→ **PROBLEM TO SOLVE**: In the material below, find each line holding the string "state" and copy it.
[START OF ITEMS]
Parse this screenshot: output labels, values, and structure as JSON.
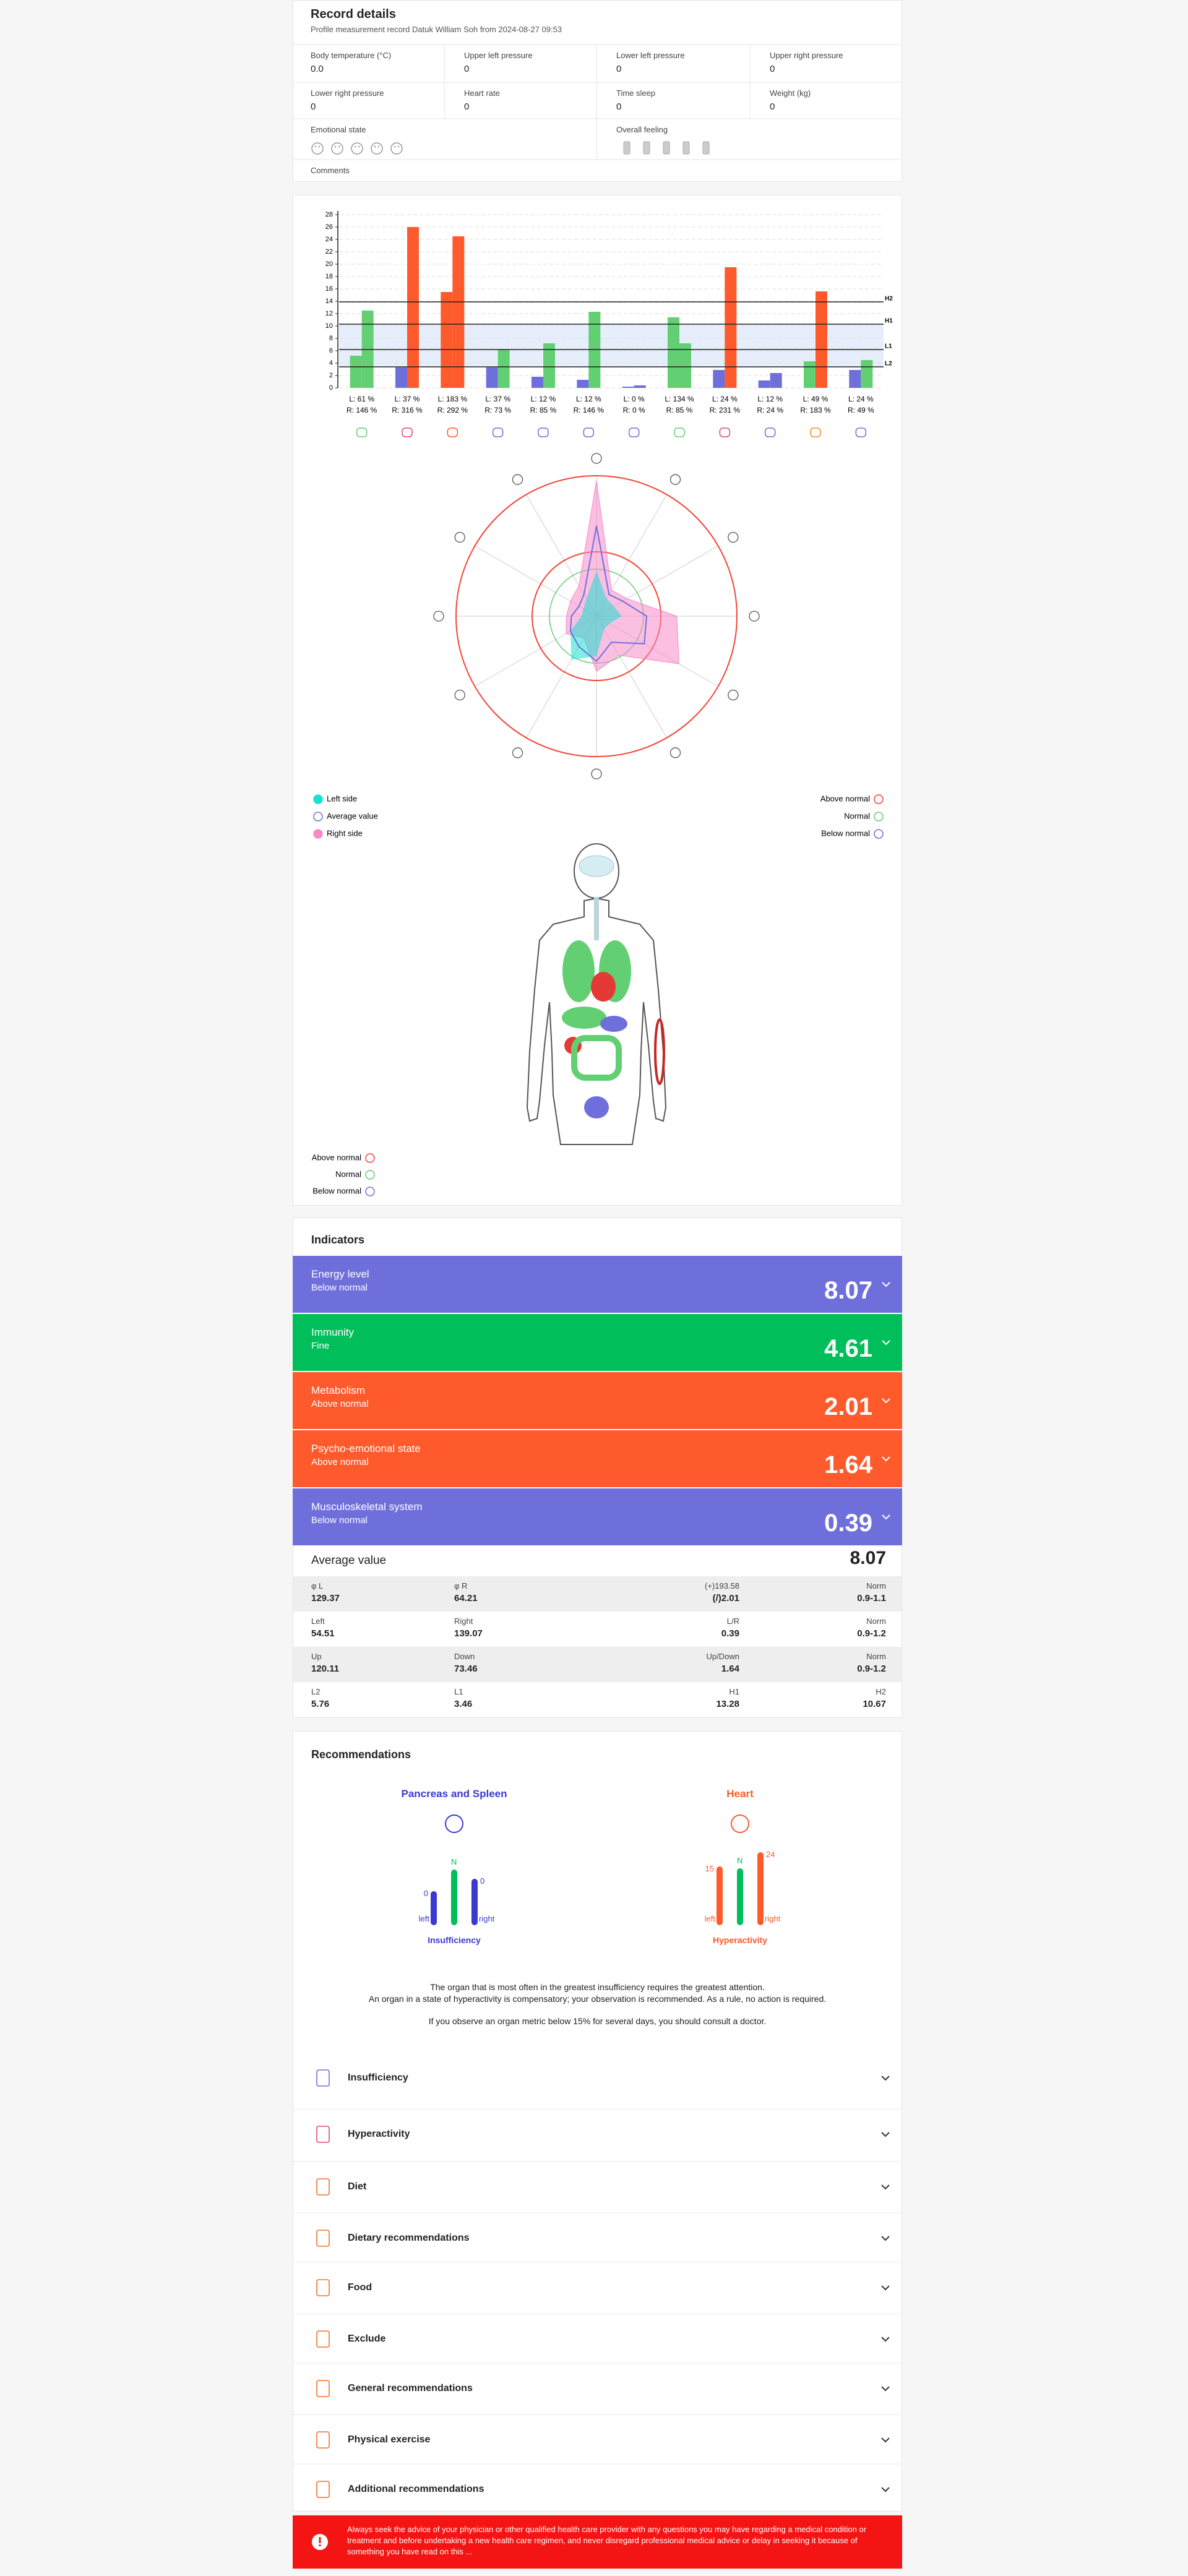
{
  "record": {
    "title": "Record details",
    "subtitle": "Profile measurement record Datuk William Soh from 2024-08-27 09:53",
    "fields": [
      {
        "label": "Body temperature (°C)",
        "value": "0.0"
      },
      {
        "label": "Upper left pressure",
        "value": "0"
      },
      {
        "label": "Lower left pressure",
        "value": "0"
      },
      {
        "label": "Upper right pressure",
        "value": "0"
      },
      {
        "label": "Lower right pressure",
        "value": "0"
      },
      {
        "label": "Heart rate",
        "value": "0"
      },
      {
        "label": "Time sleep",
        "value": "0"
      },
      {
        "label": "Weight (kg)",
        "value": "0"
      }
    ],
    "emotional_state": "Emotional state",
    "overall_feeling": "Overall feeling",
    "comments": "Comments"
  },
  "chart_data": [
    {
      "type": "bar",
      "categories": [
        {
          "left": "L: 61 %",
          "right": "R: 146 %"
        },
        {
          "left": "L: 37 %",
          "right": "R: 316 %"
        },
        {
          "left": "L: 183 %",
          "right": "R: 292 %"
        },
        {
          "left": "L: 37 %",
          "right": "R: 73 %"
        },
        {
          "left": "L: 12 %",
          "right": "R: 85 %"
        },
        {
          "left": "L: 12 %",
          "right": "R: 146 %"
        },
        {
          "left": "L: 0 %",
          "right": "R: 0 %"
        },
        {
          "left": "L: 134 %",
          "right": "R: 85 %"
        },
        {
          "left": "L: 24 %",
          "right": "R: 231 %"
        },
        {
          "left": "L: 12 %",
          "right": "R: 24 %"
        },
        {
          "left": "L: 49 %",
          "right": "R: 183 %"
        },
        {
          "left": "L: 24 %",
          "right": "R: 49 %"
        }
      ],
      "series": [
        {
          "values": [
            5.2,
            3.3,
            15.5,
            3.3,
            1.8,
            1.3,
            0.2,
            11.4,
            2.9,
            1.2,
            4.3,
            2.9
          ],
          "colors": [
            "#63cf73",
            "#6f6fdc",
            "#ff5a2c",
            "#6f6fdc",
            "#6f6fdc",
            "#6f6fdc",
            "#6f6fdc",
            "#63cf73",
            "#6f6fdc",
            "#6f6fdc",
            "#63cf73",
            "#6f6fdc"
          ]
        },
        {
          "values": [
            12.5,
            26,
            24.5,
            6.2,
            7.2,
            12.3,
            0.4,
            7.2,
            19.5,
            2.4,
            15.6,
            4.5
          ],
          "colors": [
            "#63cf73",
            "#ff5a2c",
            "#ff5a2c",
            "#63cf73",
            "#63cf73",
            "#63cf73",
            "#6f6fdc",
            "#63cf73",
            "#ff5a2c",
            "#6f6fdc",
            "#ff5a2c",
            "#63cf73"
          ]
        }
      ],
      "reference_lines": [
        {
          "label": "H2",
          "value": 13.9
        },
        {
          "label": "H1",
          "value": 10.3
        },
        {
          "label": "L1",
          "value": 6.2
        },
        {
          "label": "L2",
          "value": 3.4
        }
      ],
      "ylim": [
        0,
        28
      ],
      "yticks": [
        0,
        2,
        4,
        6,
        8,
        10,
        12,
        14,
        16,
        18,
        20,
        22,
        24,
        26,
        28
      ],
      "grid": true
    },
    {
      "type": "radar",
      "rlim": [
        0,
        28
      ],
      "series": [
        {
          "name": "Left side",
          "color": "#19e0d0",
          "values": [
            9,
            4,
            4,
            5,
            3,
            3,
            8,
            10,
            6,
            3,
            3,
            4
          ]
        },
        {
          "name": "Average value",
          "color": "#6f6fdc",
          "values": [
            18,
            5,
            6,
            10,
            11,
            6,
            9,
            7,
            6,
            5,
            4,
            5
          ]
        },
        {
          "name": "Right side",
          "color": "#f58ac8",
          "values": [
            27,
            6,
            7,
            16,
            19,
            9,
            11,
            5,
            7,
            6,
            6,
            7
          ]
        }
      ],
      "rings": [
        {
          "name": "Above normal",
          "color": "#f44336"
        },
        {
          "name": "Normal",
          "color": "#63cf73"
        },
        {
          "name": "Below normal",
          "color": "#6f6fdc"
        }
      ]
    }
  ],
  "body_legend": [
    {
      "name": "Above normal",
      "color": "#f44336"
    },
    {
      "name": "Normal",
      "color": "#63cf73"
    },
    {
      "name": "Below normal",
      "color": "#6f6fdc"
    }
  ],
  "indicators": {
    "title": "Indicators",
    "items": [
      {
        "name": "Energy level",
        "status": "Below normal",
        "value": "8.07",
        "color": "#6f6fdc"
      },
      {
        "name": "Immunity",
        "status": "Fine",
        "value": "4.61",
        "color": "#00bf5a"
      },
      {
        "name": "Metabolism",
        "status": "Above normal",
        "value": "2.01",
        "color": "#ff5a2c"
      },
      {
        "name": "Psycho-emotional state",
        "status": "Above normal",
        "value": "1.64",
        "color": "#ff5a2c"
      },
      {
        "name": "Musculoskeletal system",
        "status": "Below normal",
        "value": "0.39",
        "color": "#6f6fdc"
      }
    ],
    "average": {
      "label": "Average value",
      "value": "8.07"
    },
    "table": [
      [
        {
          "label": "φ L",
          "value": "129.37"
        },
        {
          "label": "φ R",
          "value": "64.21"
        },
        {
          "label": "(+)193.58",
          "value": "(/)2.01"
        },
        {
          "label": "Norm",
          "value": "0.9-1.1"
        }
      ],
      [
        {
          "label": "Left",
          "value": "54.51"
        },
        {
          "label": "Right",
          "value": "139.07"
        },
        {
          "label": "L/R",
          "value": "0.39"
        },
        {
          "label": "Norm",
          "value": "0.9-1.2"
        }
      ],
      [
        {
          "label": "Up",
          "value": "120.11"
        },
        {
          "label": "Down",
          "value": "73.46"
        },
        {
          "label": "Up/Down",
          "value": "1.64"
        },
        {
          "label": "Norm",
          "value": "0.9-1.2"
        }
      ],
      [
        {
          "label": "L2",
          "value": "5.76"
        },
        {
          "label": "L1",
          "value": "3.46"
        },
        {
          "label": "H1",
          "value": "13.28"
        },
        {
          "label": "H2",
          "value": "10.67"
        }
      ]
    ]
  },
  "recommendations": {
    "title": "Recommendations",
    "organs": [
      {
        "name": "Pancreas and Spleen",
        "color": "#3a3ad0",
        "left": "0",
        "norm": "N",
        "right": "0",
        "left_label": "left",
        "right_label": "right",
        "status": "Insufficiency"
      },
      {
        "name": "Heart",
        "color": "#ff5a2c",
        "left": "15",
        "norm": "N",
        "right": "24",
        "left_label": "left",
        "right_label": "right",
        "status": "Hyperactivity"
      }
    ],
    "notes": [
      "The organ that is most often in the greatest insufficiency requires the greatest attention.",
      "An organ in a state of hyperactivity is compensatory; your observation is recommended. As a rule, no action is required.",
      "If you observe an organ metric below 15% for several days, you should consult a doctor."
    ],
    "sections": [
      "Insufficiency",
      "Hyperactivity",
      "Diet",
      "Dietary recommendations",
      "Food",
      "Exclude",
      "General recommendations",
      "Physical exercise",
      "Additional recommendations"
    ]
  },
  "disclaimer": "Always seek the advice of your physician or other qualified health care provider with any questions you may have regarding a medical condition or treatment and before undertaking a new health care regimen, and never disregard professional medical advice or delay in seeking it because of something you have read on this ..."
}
[END OF ITEMS]
→ **REPLY TO THE EXERCISE**:
    "emotional_state": "Emotional state",
        "name": "Psycho-emotional state",
      "An organ in a state of hyperactivity is compensatory; your observation is recommended. As a rule, no action is required.",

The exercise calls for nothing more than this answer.